BEGIN

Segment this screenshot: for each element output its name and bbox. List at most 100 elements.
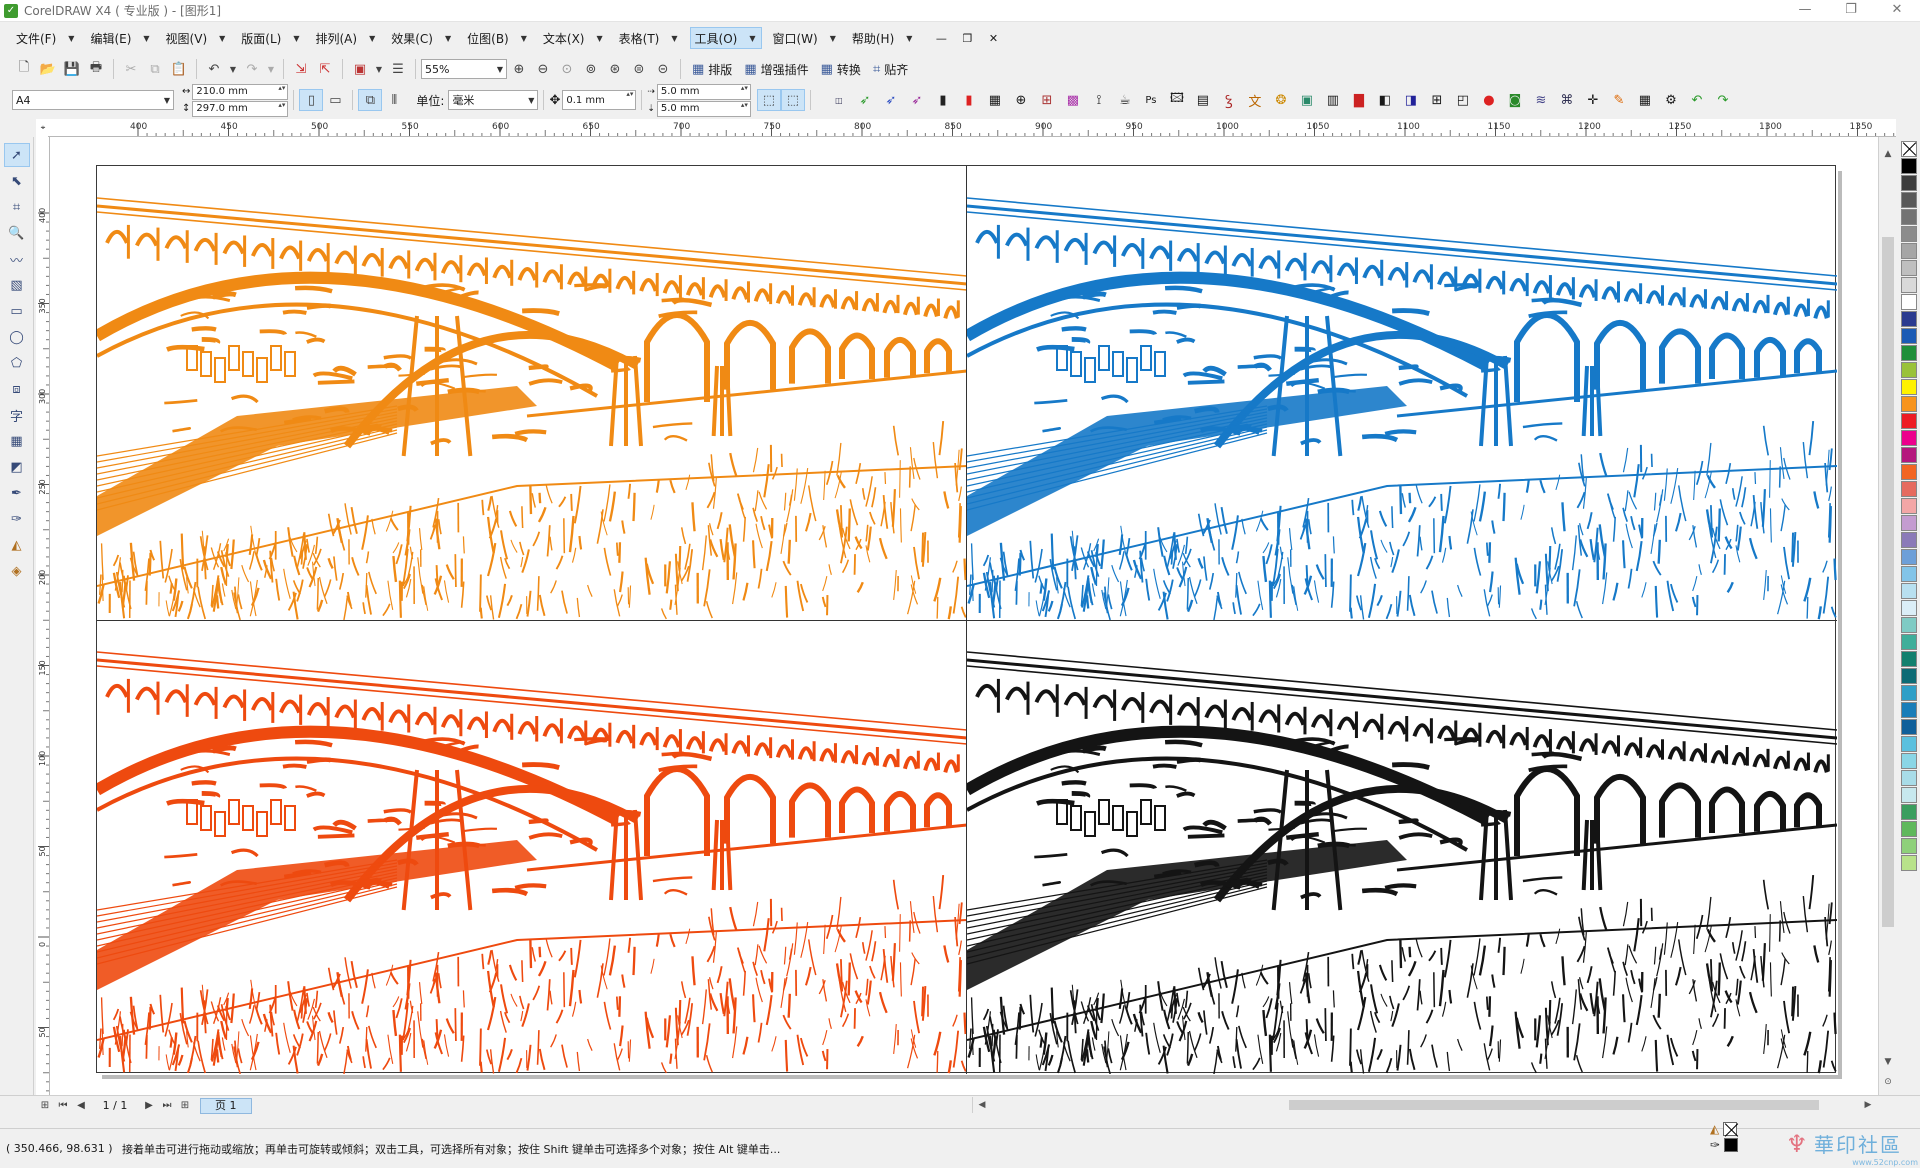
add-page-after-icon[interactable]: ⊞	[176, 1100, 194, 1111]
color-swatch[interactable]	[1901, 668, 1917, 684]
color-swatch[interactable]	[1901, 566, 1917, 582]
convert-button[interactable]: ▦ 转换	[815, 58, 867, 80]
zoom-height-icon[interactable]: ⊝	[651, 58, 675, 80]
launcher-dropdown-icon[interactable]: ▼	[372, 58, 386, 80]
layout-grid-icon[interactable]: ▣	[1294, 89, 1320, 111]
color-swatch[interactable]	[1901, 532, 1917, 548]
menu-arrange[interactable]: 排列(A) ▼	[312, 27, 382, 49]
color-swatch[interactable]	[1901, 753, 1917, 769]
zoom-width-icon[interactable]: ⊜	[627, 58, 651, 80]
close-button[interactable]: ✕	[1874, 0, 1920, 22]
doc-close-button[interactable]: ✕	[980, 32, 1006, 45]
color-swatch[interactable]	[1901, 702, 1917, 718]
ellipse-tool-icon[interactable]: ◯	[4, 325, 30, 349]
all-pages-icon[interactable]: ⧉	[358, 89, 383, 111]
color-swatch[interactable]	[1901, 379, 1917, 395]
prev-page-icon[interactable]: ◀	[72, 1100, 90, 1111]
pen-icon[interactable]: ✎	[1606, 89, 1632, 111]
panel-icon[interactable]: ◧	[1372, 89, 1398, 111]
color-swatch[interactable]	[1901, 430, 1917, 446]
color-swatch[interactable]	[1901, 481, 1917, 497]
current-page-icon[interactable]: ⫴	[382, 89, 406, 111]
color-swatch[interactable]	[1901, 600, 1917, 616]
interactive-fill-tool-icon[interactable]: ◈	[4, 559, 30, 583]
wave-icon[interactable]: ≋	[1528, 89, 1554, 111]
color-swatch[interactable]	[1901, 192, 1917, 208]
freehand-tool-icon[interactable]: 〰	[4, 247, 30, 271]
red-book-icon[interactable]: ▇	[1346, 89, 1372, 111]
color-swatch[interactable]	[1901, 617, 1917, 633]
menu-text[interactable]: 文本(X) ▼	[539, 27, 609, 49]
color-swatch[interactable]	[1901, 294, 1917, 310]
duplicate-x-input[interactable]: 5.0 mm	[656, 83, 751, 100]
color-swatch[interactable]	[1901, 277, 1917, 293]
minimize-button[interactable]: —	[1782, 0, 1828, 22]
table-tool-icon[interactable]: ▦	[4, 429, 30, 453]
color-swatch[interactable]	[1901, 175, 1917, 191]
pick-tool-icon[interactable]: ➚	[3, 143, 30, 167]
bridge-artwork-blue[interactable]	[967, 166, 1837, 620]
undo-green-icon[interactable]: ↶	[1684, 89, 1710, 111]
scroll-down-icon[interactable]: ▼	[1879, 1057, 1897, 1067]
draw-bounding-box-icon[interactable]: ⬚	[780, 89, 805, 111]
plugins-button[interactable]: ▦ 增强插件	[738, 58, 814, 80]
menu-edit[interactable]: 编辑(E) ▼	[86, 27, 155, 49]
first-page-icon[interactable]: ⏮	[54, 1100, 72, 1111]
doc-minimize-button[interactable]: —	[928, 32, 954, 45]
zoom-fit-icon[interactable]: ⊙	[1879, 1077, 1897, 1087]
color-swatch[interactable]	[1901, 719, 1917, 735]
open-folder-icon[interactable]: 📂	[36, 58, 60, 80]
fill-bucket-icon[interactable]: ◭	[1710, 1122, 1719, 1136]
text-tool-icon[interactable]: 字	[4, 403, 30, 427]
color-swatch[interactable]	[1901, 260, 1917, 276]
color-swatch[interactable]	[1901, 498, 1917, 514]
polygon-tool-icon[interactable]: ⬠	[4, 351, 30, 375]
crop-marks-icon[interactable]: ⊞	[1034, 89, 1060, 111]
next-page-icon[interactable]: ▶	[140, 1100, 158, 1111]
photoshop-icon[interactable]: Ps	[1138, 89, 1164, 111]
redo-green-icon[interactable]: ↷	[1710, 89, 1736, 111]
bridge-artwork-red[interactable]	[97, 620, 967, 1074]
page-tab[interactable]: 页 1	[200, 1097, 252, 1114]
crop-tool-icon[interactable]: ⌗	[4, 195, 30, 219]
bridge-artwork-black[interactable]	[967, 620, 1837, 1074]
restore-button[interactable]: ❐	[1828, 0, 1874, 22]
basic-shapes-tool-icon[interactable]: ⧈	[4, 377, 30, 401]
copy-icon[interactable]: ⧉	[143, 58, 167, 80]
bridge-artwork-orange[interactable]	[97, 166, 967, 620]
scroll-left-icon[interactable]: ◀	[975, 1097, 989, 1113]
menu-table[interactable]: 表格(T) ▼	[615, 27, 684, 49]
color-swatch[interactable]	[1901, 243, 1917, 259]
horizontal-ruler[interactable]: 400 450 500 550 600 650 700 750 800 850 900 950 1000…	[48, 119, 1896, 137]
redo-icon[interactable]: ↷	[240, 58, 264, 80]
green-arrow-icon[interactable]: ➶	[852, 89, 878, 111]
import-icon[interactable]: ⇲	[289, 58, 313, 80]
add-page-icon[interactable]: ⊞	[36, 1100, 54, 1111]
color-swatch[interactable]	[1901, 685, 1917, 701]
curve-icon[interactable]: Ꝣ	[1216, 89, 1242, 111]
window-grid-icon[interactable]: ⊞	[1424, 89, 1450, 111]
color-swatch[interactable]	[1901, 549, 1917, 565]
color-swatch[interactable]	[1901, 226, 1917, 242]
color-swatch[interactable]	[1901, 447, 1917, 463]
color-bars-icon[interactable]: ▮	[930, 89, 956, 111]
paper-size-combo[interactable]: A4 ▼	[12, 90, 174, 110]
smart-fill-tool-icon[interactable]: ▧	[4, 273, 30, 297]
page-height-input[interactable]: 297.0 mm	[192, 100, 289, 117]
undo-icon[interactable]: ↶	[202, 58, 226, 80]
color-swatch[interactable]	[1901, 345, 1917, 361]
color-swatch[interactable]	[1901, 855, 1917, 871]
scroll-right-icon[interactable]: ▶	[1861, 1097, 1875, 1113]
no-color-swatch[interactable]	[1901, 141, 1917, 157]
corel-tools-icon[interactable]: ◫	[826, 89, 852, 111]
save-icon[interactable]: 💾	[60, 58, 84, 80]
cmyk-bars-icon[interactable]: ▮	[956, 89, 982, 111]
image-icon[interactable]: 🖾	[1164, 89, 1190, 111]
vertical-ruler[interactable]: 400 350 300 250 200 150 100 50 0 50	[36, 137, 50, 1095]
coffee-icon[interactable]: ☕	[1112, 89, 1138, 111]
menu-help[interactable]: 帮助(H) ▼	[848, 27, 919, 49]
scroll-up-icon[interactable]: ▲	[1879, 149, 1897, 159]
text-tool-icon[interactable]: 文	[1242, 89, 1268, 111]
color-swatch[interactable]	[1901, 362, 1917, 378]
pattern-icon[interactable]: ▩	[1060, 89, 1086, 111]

END

**Given exercise:** Starting at the line containing "1100, 194, 1111]" and ending with the line containing "430, 1917, 446]", could you return those lines exactly, both included?

**Result of this task:**
add-page-after-icon[interactable]: ⊞	[176, 1100, 194, 1111]
color-swatch[interactable]	[1901, 668, 1917, 684]
color-swatch[interactable]	[1901, 566, 1917, 582]
convert-button[interactable]: ▦ 转换	[815, 58, 867, 80]
zoom-height-icon[interactable]: ⊝	[651, 58, 675, 80]
launcher-dropdown-icon[interactable]: ▼	[372, 58, 386, 80]
layout-grid-icon[interactable]: ▣	[1294, 89, 1320, 111]
color-swatch[interactable]	[1901, 532, 1917, 548]
menu-arrange[interactable]: 排列(A) ▼	[312, 27, 382, 49]
color-swatch[interactable]	[1901, 753, 1917, 769]
zoom-width-icon[interactable]: ⊜	[627, 58, 651, 80]
close-button[interactable]: ✕	[1874, 0, 1920, 22]
doc-close-button[interactable]: ✕	[980, 32, 1006, 45]
color-swatch[interactable]	[1901, 702, 1917, 718]
ellipse-tool-icon[interactable]: ◯	[4, 325, 30, 349]
all-pages-icon[interactable]: ⧉	[358, 89, 383, 111]
color-swatch[interactable]	[1901, 379, 1917, 395]
prev-page-icon[interactable]: ◀	[72, 1100, 90, 1111]
pen-icon[interactable]: ✎	[1606, 89, 1632, 111]
panel-icon[interactable]: ◧	[1372, 89, 1398, 111]
color-swatch[interactable]	[1901, 430, 1917, 446]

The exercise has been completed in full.